-- BEGIN --

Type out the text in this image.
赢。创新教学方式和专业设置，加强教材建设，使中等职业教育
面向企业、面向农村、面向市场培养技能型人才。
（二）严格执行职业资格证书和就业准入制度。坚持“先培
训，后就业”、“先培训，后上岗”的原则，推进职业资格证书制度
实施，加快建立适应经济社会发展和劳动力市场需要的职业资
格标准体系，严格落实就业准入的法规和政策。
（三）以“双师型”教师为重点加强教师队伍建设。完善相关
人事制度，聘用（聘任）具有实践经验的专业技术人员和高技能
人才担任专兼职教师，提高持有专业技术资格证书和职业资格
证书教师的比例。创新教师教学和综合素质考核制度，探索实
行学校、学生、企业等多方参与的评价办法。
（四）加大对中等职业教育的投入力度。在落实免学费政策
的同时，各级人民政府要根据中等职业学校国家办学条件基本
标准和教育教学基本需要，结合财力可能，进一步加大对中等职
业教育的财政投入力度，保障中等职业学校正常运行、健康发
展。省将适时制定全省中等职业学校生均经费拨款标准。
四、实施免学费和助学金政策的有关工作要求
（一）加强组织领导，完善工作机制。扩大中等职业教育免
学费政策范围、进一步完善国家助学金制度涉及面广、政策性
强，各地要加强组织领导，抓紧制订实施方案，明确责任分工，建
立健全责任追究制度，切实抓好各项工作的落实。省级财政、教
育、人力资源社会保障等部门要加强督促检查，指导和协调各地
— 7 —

-- END --

- PROBLEM STATEMENT -
Give back each line above precisely as it stands.

- SOLUTION TO THIS PROBLEM -
Type out the text in this image.
赢。创新教学方式和专业设置，加强教材建设，使中等职业教育
面向企业、面向农村、面向市场培养技能型人才。
（二）严格执行职业资格证书和就业准入制度。坚持“先培
训，后就业”、“先培训，后上岗”的原则，推进职业资格证书制度
实施，加快建立适应经济社会发展和劳动力市场需要的职业资
格标准体系，严格落实就业准入的法规和政策。
（三）以“双师型”教师为重点加强教师队伍建设。完善相关
人事制度，聘用（聘任）具有实践经验的专业技术人员和高技能
人才担任专兼职教师，提高持有专业技术资格证书和职业资格
证书教师的比例。创新教师教学和综合素质考核制度，探索实
行学校、学生、企业等多方参与的评价办法。
（四）加大对中等职业教育的投入力度。在落实免学费政策
的同时，各级人民政府要根据中等职业学校国家办学条件基本
标准和教育教学基本需要，结合财力可能，进一步加大对中等职
业教育的财政投入力度，保障中等职业学校正常运行、健康发
展。省将适时制定全省中等职业学校生均经费拨款标准。
四、实施免学费和助学金政策的有关工作要求
（一）加强组织领导，完善工作机制。扩大中等职业教育免
学费政策范围、进一步完善国家助学金制度涉及面广、政策性
强，各地要加强组织领导，抓紧制订实施方案，明确责任分工，建
立健全责任追究制度，切实抓好各项工作的落实。省级财政、教
育、人力资源社会保障等部门要加强督促检查，指导和协调各地
— 7 —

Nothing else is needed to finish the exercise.